→ **SET TASK**:
Pull out all lines from the listing below in which the word "Giugno" appears.

→ **PROVIDED MATERIAL**:

---

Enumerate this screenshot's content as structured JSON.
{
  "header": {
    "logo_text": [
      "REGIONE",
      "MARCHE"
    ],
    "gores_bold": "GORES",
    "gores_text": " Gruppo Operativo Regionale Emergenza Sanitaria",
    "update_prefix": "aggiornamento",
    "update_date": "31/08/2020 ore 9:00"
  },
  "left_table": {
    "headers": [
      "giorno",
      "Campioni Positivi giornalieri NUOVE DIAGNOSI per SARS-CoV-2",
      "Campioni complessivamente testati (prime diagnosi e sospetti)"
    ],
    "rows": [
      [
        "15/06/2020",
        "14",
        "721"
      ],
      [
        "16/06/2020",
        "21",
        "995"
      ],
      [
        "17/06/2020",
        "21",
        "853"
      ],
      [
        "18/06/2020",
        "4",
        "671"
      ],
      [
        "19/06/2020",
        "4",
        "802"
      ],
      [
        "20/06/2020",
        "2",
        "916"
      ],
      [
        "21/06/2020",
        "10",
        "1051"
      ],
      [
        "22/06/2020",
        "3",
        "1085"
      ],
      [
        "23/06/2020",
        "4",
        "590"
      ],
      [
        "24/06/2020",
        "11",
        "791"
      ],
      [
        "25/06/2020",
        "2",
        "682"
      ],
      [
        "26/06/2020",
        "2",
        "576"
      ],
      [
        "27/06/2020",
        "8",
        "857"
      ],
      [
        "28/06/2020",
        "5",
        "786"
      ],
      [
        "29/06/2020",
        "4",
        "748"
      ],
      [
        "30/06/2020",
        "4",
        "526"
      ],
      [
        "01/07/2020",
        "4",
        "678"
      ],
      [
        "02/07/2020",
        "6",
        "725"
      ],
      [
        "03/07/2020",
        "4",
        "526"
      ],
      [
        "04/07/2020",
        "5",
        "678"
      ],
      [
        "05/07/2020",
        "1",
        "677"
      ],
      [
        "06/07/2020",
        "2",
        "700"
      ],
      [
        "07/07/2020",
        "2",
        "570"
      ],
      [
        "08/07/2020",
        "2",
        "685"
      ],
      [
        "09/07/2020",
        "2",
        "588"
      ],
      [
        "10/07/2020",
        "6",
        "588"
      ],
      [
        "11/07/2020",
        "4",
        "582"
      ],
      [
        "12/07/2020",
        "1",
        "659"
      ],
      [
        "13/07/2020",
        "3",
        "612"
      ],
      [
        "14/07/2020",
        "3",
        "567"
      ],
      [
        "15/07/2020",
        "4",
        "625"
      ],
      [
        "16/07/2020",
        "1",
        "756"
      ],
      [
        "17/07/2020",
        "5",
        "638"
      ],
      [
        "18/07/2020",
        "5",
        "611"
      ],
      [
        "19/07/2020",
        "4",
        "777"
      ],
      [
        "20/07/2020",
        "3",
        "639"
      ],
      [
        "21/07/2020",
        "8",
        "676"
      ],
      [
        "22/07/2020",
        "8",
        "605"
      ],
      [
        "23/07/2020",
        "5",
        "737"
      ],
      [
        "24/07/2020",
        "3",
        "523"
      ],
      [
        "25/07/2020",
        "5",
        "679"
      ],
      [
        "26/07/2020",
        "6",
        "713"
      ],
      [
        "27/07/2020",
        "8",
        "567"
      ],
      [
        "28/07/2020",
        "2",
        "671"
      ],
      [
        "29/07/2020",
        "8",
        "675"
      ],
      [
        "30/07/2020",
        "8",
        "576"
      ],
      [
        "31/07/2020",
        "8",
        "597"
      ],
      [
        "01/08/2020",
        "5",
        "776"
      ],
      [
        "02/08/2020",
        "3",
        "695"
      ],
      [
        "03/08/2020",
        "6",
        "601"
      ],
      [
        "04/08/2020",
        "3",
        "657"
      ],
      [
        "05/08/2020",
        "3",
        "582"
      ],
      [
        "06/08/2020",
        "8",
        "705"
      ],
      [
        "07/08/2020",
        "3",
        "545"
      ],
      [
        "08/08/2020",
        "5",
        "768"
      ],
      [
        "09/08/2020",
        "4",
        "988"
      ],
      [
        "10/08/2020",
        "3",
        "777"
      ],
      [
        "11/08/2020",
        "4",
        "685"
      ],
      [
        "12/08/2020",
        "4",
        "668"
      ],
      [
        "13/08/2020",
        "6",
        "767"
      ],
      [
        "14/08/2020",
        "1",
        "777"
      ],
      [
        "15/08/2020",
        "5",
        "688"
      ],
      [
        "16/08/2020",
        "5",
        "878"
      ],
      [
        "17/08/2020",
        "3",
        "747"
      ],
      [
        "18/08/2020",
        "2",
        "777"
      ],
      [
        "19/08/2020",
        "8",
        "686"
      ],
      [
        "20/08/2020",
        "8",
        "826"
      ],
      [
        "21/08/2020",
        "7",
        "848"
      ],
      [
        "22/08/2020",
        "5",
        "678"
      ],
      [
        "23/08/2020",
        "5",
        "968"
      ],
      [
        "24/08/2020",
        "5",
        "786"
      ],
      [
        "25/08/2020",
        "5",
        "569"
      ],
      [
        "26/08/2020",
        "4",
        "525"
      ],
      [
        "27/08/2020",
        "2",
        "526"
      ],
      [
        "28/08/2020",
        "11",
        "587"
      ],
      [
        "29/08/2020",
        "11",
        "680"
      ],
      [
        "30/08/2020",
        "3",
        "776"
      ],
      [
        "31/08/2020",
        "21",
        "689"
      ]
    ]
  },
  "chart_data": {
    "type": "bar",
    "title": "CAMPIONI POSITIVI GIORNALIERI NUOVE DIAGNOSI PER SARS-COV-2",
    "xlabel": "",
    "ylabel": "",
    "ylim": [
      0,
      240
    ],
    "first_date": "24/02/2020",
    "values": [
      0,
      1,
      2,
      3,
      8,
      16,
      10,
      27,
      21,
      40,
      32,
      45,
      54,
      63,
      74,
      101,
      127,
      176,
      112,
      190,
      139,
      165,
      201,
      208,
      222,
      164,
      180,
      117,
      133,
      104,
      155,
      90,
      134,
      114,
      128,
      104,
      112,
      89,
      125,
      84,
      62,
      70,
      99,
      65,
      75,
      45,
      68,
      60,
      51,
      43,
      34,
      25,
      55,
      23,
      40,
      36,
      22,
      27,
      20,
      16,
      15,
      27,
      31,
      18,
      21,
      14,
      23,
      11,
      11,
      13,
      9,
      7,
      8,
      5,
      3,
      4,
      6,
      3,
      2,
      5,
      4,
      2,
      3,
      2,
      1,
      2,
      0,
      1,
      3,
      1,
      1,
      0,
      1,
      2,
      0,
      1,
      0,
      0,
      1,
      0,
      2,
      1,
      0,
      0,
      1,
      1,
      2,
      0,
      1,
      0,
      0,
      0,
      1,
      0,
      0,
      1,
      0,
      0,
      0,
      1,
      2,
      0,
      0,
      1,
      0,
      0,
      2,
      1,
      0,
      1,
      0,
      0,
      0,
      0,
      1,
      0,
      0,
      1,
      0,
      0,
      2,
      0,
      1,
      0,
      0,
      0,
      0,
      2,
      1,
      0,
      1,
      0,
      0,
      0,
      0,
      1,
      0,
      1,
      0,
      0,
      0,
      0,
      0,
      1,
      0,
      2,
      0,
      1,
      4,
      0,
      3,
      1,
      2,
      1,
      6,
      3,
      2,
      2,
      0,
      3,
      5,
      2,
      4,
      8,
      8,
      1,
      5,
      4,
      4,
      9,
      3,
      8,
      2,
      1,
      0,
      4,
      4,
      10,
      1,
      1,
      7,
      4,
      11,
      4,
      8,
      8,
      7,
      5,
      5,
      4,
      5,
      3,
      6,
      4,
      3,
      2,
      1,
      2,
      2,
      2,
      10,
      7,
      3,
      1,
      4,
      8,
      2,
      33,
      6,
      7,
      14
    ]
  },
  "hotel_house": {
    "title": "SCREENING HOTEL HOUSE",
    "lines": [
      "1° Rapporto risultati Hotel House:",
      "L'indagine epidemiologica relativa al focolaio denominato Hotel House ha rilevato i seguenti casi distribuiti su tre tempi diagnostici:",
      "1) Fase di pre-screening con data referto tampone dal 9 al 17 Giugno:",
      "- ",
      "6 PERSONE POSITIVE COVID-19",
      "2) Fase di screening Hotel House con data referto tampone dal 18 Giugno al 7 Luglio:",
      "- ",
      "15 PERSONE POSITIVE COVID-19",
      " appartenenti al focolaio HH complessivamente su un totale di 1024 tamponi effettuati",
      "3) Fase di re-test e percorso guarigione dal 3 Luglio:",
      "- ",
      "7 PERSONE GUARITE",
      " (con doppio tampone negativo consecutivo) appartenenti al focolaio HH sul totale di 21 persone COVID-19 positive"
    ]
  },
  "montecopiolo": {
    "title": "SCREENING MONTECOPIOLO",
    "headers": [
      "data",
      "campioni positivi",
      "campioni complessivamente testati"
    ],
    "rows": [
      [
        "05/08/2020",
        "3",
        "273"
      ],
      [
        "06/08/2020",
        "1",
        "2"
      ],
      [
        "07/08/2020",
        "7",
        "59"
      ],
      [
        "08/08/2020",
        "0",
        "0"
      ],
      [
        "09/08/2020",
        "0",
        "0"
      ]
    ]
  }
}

---

→ **WRITTEN SOLUTION**:
      "1) Fase di pre-screening con data referto tampone dal 9 al 17 Giugno:",
      "2) Fase di screening Hotel House con data referto tampone dal 18 Giugno al 7 Luglio:",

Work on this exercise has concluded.